▶ **Task brief**
List every line below containing "JSON".

▶ **Data supplied**
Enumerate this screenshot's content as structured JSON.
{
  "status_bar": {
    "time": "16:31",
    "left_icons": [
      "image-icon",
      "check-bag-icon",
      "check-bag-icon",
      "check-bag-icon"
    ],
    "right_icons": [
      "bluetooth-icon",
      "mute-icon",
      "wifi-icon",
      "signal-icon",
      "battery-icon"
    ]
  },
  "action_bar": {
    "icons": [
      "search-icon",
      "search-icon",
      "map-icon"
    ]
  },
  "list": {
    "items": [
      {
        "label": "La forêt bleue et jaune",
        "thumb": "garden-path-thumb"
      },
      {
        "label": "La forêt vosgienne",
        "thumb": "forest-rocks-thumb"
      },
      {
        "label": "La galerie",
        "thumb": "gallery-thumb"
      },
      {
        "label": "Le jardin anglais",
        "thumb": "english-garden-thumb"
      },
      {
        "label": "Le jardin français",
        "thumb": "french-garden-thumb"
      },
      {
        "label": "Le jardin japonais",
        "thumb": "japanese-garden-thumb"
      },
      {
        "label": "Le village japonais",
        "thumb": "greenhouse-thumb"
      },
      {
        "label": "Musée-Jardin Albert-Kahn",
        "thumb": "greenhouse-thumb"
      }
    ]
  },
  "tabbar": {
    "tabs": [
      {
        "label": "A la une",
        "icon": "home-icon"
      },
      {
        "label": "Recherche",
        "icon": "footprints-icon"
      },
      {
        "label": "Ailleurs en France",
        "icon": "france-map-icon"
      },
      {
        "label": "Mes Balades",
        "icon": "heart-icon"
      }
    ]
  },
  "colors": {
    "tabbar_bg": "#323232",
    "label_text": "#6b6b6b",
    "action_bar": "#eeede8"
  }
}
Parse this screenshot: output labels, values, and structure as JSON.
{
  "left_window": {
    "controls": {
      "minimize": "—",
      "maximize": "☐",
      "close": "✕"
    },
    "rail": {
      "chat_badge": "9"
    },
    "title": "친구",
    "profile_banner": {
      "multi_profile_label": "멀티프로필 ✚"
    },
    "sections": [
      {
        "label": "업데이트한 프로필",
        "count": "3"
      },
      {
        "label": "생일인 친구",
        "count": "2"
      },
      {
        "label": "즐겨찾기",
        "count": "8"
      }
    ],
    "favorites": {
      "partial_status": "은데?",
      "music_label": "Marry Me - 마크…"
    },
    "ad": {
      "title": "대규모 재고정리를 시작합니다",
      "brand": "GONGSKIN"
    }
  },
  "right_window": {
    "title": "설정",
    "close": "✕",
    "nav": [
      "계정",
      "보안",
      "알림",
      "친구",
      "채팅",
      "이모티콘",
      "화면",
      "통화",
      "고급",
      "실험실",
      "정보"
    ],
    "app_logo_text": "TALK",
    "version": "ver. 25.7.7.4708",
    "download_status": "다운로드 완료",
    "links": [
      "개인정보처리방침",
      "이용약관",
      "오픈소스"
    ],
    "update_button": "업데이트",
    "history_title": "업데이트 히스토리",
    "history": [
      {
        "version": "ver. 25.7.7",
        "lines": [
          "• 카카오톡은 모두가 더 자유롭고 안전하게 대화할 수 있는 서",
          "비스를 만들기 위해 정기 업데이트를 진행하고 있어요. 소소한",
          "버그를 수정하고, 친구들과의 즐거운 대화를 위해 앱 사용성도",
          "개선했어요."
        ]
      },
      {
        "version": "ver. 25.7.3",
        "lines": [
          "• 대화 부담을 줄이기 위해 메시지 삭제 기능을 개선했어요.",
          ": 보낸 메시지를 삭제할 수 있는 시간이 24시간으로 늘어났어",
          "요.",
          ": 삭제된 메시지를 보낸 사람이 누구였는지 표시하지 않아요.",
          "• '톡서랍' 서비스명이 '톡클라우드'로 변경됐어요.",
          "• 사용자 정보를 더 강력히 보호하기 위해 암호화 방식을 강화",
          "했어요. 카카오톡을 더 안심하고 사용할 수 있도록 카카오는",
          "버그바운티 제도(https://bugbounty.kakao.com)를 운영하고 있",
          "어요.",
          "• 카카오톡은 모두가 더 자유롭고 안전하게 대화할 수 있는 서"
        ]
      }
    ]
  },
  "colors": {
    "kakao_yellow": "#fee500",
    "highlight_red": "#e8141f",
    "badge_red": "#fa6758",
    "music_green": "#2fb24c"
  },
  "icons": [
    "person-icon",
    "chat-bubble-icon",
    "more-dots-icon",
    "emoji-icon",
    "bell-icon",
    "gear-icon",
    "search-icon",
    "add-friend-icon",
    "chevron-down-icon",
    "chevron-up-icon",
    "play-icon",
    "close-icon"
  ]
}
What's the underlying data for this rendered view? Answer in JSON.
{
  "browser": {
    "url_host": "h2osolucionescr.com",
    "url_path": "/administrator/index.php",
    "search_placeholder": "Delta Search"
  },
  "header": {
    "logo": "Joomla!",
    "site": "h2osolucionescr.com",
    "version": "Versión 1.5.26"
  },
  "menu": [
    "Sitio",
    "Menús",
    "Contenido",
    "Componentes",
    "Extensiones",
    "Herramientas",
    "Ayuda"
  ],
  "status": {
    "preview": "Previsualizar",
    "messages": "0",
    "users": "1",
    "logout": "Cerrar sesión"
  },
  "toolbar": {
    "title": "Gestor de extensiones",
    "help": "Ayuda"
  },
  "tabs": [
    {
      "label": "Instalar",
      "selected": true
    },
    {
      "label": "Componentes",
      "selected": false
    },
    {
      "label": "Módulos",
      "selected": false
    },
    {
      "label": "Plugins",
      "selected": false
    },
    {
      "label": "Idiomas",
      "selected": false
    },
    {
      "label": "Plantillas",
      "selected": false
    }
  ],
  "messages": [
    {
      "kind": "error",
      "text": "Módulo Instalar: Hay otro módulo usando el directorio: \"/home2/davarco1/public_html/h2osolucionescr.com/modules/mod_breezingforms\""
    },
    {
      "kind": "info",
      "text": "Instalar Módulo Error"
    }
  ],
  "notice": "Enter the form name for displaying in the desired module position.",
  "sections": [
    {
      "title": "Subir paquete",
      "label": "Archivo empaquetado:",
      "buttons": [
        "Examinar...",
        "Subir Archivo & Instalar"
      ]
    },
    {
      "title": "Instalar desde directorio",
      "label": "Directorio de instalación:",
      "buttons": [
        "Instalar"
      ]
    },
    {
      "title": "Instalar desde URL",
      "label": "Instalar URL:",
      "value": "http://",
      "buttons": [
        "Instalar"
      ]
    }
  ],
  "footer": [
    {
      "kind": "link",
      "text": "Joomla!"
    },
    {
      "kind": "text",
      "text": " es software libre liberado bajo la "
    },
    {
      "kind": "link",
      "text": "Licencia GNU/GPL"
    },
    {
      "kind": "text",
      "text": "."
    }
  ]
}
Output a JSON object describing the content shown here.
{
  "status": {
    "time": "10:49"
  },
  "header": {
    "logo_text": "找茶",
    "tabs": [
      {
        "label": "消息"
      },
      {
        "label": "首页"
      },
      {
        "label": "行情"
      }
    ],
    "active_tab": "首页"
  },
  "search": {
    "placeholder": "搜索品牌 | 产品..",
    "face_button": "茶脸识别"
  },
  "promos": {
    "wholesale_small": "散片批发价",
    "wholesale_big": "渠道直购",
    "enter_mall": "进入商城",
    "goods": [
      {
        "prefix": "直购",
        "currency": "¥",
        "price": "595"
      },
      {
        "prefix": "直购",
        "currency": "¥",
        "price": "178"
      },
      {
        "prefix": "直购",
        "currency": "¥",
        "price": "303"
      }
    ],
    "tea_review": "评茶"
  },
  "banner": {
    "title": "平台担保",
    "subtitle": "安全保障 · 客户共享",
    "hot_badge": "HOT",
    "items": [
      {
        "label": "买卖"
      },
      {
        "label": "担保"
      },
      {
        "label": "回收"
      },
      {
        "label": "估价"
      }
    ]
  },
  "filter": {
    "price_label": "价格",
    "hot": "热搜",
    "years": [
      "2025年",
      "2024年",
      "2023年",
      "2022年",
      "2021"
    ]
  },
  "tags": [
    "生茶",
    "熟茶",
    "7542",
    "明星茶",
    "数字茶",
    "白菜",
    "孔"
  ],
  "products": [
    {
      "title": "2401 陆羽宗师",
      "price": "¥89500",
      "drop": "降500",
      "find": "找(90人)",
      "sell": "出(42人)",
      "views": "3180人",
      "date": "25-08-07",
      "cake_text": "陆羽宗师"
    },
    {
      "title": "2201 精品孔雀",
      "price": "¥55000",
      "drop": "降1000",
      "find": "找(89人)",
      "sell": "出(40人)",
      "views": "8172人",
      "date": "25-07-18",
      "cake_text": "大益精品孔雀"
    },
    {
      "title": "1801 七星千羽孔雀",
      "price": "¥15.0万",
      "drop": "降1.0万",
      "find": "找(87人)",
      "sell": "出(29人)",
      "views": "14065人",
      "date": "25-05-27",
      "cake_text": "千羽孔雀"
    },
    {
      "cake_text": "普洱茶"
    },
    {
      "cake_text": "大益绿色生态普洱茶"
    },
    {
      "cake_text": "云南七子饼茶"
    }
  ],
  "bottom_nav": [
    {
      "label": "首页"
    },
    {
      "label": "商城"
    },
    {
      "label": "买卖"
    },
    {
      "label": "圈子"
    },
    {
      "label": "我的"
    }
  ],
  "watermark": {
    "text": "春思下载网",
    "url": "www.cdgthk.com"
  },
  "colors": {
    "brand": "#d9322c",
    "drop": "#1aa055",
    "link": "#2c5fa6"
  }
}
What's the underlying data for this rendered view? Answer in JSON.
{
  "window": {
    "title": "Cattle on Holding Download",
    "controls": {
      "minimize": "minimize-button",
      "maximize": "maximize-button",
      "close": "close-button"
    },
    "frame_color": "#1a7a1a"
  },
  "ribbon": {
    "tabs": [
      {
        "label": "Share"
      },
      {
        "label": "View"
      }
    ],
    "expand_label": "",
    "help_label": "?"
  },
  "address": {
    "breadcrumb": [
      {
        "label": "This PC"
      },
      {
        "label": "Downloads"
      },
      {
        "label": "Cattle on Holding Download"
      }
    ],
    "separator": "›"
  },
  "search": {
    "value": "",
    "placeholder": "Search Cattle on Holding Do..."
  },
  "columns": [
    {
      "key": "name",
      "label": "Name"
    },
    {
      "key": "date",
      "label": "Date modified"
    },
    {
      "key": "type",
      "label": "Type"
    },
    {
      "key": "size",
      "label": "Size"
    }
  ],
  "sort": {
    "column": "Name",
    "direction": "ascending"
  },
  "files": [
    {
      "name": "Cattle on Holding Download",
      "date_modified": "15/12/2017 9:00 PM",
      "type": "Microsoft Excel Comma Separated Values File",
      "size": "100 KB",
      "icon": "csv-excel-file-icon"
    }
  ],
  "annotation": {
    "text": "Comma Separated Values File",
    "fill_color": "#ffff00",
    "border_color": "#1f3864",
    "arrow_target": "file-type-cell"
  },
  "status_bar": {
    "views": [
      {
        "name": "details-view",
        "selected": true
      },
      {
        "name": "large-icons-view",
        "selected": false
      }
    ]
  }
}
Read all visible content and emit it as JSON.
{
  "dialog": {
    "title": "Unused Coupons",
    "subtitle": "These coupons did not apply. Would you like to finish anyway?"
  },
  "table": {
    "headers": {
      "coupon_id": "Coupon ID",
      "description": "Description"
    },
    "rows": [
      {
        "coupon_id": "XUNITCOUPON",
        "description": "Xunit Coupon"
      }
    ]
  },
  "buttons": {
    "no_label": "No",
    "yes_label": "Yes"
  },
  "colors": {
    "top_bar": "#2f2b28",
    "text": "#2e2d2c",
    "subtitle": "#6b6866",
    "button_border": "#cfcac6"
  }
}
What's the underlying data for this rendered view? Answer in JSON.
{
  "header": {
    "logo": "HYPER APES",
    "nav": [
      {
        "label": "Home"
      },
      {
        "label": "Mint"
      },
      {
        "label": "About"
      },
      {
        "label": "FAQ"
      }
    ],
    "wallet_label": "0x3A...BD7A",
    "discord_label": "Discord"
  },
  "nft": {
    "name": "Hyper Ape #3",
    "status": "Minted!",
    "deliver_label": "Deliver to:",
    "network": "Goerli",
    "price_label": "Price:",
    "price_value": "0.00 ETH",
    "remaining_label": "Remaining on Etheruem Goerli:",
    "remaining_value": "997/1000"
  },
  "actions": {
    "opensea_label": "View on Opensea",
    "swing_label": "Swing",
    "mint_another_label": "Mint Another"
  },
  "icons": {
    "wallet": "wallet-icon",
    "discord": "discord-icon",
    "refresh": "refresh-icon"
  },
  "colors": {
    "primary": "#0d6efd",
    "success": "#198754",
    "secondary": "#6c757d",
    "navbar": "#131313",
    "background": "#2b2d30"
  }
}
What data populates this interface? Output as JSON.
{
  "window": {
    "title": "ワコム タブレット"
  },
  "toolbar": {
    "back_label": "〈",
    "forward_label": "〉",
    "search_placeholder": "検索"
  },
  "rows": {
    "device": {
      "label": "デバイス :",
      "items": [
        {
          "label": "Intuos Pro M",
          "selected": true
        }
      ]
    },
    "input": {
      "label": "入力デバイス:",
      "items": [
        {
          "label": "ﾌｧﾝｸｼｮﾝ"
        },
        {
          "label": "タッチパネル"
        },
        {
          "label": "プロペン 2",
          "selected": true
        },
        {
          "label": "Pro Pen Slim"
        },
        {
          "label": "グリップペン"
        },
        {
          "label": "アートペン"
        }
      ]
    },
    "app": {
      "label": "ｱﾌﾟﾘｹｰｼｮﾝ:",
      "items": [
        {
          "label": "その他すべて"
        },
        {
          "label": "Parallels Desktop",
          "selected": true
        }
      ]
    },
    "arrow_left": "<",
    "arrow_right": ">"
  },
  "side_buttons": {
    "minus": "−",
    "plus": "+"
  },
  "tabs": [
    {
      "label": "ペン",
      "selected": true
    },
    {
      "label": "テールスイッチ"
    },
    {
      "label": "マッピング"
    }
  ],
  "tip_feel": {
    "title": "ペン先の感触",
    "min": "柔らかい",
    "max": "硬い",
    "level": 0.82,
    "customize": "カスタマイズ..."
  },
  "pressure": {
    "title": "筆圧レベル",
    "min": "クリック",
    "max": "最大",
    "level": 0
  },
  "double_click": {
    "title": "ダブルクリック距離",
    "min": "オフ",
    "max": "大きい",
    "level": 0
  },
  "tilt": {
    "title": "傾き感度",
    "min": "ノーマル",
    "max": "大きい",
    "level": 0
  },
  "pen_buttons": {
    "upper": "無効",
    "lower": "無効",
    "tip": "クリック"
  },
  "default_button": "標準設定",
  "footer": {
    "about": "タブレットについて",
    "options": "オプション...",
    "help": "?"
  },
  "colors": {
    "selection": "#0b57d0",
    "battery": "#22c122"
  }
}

▶ **Full answer**
Enumerate this screenshot's content as structured JSON.
Parse this screenshot: output labels, values, and structure as JSON.
What's the underlying data for this rendered view? Answer in JSON.
Output a JSON object describing the content shown here.
What's the underlying data for this rendered view? Answer in JSON.
Read all visible content and emit it as JSON.
What's the underlying data for this rendered view? Answer in JSON.
What data populates this interface? Output as JSON.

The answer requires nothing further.